SELECTED TEXT:
- - -

# REW and BFD Results



## Kerbango (Jun 22, 2006)

First I must say Well Done :clap: on the BFD and REW Guides. I was able to set everything up and get measurements first time around!

My room is a family room with openings to the kitchen and hallways and an 8 ft ceiling. The sub is located next to the coach under the house plant. Placement recommended by Dr Hsu. Drawing not to scale.









My system:

Yamaha RX-V2500
Paradigm Monitor 11 v.4 Mains
Paradigm CC-370 v.4 Center
The Surrounds and Surround Back are umm... Bose Accoustimass 15 :hush: 
HSU VTF-3 Mk2 in Maximum Extension mode
Sony XBR 34" Direct View HDTV
Sony DVD player

I first mesured the sub response with an Analog Radio Shack SPL Meter using sine waves from this site and plotting manually on the New RS Analog Excel spreadsheet. This led me to REW.

I downloaded REW and purchased both a BFD and a Sound Blaster Live 24 bit sound card on eBay. With a few adapters from Radio Shack I was ready to begin. First I used YPAO to set up the levels, etc. Then I measured, set filters on the BFD and measured again, adjusted output on the sub, measured again...

I was able to achieve a pretty decent response with a gentle +8 dB house curve from 60 Hz to 20 Hz. This was achieved with 7 cuts and one 5 dB boost at 35 Hz. The best integration with the mains was achieved with a crossover of 90 Hz on the AVR and setting the crossover on the sub to IN also at 90 Hz. I've often read it is bad to have cascading crossovers but in my case it seems to work! The 90 Hz crossover also benefits the CC-370 (-2 dB @ 100 Hz) but is a little high for the Monitor 11s (-2 dB @ 48 Hz)

The measurements were taken at the center position of the couch. The results are even smoother on the right position. The left position has a very large null at 35 Hz. I will post graphs later today.

Now I can hear sounds I never heard before. The overall effect is smoother more defined bass without the 25 Hz and 50 Hz Mode excitement caused by the room.


----------



## brucek (Apr 11, 2006)

> I was able to set everything up and get measurements first time around!


Yep, when you read the guides first, it's really quite simple. :T 



> The sub is located next to the coach under the house plant. Placement recommended by Dr Hsu.


We have to agree to disagree on this one. The best position for a sub is usually in the corner left or right of the mains. You'll realize quite a bit of low end room gain this way.



> The best integration with the mains was achieved with a crossover of 90 Hz on the AVR and setting the crossover on the sub to IN also at 90 Hz. I've often read it is bad to have cascading crossovers but in my case it seems to work!

- - -

WORK REQUEST 1: Print the passage of the REW and BFD thread starting at "I was able to achieve" and ending at "dB @ 48 Hz)".
WORK REQUEST 2: Carry on the REW and BFD thread from the point where it stops.

- - -

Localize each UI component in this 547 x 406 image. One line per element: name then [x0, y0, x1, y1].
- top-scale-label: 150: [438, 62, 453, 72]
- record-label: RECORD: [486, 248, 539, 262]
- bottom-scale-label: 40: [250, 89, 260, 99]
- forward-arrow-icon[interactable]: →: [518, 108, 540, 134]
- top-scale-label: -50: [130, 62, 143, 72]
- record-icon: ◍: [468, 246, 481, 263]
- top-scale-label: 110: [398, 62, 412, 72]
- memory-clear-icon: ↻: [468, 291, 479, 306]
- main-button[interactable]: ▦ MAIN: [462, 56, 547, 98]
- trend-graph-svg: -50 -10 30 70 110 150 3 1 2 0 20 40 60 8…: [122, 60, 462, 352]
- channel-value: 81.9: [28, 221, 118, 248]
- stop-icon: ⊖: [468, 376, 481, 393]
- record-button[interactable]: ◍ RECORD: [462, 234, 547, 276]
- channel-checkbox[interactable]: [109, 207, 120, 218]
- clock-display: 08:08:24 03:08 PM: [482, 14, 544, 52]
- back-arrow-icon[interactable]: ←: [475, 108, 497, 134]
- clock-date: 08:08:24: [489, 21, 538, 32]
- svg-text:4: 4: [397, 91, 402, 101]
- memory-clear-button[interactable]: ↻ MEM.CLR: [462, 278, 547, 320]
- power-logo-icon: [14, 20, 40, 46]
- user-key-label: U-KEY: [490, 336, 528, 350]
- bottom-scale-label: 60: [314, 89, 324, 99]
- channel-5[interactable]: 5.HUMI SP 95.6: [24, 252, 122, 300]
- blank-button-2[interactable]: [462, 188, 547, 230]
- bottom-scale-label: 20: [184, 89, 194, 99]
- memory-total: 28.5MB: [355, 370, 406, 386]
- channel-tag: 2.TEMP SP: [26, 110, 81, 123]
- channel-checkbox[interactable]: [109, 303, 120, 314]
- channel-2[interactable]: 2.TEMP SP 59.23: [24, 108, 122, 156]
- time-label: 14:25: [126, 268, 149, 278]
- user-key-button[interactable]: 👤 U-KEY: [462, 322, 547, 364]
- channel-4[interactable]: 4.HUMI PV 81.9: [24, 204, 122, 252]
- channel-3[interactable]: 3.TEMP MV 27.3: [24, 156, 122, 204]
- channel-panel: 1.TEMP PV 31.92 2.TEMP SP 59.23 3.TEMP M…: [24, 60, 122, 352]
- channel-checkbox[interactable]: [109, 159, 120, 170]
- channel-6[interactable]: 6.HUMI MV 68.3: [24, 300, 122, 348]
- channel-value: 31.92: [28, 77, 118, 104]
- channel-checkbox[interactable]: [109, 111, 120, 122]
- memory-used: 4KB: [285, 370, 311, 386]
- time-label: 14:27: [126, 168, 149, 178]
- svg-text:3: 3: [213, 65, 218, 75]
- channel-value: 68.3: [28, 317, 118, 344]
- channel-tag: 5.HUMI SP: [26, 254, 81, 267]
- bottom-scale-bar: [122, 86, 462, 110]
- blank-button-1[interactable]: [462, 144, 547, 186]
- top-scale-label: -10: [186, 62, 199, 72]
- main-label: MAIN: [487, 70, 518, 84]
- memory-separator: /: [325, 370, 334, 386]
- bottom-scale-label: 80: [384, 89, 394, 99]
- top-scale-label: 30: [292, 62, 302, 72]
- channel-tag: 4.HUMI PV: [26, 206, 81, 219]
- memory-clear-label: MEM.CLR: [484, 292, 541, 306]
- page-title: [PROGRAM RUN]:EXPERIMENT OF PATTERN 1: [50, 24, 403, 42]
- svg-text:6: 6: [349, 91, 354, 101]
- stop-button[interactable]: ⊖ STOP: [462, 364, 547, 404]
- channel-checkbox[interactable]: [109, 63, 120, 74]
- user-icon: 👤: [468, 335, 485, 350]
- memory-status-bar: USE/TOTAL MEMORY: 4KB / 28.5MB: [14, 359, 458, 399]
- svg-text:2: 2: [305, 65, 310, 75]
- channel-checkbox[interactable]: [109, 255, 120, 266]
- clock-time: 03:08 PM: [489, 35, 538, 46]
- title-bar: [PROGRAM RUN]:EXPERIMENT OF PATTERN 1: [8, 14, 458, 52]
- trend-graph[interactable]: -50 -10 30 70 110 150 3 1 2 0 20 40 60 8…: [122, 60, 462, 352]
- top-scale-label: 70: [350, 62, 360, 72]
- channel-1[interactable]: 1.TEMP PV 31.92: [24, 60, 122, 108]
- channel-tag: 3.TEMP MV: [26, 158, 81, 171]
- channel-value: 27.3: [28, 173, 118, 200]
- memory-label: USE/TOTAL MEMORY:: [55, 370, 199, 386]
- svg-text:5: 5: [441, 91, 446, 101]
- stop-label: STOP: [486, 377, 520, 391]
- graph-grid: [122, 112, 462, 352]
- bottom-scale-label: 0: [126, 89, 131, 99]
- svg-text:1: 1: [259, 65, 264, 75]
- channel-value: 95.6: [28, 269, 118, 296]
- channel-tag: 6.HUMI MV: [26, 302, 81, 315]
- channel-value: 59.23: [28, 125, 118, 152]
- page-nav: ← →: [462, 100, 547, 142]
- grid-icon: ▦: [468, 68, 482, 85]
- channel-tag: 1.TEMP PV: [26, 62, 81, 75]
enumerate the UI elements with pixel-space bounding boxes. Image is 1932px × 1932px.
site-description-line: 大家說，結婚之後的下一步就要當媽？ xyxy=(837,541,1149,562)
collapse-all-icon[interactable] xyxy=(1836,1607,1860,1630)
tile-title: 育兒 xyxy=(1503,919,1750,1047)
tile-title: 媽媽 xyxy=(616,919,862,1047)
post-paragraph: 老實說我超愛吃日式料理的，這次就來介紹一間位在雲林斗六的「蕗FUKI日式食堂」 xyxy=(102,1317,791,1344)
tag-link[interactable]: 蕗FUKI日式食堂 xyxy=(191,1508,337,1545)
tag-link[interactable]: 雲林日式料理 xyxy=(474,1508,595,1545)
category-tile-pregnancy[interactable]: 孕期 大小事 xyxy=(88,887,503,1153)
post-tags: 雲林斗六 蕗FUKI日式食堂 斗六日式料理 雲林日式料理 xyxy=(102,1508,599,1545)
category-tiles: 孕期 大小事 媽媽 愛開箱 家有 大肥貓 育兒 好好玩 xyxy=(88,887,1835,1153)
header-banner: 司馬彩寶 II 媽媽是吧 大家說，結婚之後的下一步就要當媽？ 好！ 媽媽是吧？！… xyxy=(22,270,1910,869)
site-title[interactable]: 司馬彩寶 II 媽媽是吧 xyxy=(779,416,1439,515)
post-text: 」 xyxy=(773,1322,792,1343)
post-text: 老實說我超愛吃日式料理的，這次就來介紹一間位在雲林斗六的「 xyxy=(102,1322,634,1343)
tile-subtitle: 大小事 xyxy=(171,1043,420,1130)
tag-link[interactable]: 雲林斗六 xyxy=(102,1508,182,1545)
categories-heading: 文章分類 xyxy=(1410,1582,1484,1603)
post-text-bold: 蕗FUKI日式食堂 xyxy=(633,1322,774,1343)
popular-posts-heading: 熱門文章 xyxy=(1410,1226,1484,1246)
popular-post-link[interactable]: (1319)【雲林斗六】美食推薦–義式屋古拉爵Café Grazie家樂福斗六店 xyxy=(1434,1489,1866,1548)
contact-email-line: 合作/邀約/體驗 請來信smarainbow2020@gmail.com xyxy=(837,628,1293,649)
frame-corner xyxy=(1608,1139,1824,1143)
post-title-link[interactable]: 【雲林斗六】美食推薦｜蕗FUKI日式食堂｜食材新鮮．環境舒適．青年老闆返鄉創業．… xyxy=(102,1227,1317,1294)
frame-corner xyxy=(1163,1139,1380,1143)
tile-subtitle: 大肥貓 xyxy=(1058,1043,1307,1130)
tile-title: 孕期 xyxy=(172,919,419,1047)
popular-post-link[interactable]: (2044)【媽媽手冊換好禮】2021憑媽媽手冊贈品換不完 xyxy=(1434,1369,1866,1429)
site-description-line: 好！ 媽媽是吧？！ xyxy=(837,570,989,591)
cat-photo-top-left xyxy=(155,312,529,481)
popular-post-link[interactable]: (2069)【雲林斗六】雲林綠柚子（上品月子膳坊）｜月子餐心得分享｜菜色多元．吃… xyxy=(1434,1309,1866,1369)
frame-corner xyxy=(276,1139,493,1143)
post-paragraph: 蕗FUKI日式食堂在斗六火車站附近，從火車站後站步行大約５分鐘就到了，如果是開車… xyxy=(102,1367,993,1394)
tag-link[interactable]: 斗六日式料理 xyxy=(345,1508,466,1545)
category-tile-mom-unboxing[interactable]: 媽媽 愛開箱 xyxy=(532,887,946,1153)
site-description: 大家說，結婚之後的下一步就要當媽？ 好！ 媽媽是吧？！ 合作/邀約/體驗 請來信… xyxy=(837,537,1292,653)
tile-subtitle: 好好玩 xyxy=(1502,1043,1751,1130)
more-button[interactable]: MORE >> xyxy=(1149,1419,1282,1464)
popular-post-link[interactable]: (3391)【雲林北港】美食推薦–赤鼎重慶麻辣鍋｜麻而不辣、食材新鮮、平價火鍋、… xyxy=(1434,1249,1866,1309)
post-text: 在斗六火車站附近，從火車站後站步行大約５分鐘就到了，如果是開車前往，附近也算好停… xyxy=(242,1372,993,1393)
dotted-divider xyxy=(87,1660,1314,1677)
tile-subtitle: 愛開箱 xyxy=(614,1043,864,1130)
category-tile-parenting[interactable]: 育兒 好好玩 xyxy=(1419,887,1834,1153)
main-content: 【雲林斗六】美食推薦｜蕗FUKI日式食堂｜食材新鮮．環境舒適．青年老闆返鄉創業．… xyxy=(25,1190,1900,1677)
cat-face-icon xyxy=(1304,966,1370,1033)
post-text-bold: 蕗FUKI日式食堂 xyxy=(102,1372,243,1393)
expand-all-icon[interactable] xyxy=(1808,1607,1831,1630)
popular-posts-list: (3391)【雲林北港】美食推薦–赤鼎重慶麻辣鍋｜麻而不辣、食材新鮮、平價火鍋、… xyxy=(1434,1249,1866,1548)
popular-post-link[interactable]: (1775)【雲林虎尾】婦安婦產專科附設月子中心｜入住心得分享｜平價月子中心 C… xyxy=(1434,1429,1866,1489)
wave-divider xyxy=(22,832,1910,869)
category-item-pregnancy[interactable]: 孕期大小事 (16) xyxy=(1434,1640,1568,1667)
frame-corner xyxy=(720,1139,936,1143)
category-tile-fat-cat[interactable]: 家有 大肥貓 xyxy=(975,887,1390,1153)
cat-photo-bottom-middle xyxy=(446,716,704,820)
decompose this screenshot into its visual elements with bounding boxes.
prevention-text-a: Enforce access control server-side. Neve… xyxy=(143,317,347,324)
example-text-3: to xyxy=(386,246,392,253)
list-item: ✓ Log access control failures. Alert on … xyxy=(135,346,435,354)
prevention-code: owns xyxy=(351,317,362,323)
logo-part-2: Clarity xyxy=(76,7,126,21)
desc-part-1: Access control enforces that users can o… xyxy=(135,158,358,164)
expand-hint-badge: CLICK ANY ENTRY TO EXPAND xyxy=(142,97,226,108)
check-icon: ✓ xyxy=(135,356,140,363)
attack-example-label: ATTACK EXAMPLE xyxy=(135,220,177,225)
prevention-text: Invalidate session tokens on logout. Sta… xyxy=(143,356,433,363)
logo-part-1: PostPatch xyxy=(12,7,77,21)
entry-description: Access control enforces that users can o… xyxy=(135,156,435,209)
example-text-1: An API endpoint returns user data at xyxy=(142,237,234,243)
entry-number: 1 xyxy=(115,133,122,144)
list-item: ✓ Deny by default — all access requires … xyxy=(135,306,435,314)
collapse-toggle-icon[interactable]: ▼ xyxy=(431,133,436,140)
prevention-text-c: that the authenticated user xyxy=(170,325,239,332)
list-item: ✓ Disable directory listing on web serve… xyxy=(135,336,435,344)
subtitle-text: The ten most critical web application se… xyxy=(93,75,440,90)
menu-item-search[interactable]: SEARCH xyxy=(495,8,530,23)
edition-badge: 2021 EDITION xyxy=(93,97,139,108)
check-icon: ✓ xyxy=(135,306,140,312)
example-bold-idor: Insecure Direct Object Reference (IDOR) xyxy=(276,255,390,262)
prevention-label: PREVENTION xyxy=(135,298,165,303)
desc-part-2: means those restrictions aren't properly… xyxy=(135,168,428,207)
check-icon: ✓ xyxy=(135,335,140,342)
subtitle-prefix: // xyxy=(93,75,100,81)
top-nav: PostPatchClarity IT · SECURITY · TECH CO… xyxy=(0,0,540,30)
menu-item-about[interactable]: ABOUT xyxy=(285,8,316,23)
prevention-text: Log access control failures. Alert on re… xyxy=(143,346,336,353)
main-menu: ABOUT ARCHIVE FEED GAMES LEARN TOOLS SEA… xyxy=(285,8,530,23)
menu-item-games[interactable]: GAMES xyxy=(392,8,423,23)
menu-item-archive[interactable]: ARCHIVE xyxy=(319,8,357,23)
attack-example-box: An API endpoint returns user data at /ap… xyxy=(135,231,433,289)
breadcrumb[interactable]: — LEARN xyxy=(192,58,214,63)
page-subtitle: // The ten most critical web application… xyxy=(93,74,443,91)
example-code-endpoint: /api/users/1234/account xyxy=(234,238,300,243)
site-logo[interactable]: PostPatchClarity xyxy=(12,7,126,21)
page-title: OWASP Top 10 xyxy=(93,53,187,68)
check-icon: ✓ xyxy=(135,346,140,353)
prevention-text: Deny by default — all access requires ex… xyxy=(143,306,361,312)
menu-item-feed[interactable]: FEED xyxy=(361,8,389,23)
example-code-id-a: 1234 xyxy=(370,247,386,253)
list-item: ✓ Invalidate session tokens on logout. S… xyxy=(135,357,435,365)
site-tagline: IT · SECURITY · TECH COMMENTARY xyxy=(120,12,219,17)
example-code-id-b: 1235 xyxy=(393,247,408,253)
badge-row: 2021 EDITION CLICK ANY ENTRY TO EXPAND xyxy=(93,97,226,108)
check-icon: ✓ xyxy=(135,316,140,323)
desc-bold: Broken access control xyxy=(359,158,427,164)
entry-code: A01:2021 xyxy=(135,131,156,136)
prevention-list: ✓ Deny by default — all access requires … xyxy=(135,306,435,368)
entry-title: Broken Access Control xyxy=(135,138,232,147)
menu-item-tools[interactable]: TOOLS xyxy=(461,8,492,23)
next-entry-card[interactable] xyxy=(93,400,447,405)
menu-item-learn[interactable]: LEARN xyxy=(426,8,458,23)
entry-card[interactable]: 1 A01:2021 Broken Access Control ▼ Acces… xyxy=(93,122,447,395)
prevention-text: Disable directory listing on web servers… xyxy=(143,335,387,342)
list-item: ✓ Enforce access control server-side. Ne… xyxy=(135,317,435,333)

- - -

ANSWER SPACE 1:
I was able to achieve a pretty decent response with a gentle +8 dB house curve from 60 Hz to 20 Hz. This was achieved with 7 cuts and one 5 dB boost at 35 Hz. The best integration with the mains was achieved with a crossover of 90 Hz on the AVR and setting the crossover on the sub to IN also at 90 Hz. I've often read it is bad to have cascading crossovers but in my case it seems to work! The 90 Hz crossover also benefits the CC-370 (-2 dB @ 100 Hz) but is a little high for the Monitor 11s (-2 dB @ 48 Hz)

ANSWER SPACE 2:
Yeah, that's usually bad news, but if it works for you, that's great..

Hope you can post a before and after graph..... 

brucek


----------



## Kerbango (Jun 22, 2006)

brucek said:


> Hope you can post a before and after graph.....
> 
> brucek


Here is the sub only, 90 Hz cutoff with BFD









Filters applied

View attachment 12_1_06.req


Here is the sub plus mains, 90 Hz cutoff with BFD


----------



## Kerbango (Jun 22, 2006)

brucek said:


> Hope you can post a before and after graph.....
> 
> brucek


Here is the sub only no BFD crossover 90 Hz sub crossover out









Here is the sub and mains no BFD crossover 90 Hz sub crossover out


----------



## Kerbango (Jun 22, 2006)

brucek said:


> Hope you can post a before and after graph.....
> 
> brucek


Let's try the waterfall again

Sub Only with BFD









Sub plus mains with BFD


----------



## Kerbango (Jun 22, 2006)

brucek said:


> We have to agree to disagree on this one. The best position for a sub is usually in the corner left or right of the mains. You'll realize quite a bit of low end room gain this way.
> 
> 
> brucek


Would it still apply given the wall is only 30" high and there is a very large opening to the kitchen at the only usable front corner? 

The sub is currently near the only usable rear corner.

Chuck


----------



## Kerbango (Jun 22, 2006)

brucek said:


> Hope you can post a before and after graph.....
> 
> brucek


Waterfall sub only no BFD









Waterfall sub with mains no BFD


----------



## brucek (Apr 11, 2006)

> Would it still apply given the wall is only 30" high and there is a very large opening to the kitchen at the only usable front corner?


Mmm, that's a really good question. I don't have an answer for that one.
I wonder if anyone else here has experience or knowledge of that.

Great looking response - good job....

brucek


----------



## Ayreonaut (Apr 26, 2006)

A couple of years ago I asked Dr. Hsu where to place my sub too. I think his recommendation is usually to put it in a corner farthest from unclosable openings in order to realize maximum corner gain.

Since then I've come to the conclusion that maximizing gain from corner placement shouldn't be your first concern, unless you are pushing the limits of the sub. Smoother frequency response, better directionality and more consistency from seat to seat can be obtained by moving the sub to the front and away from the corners.

Could you try it next to the TV?


----------



## Kerbango (Jun 22, 2006)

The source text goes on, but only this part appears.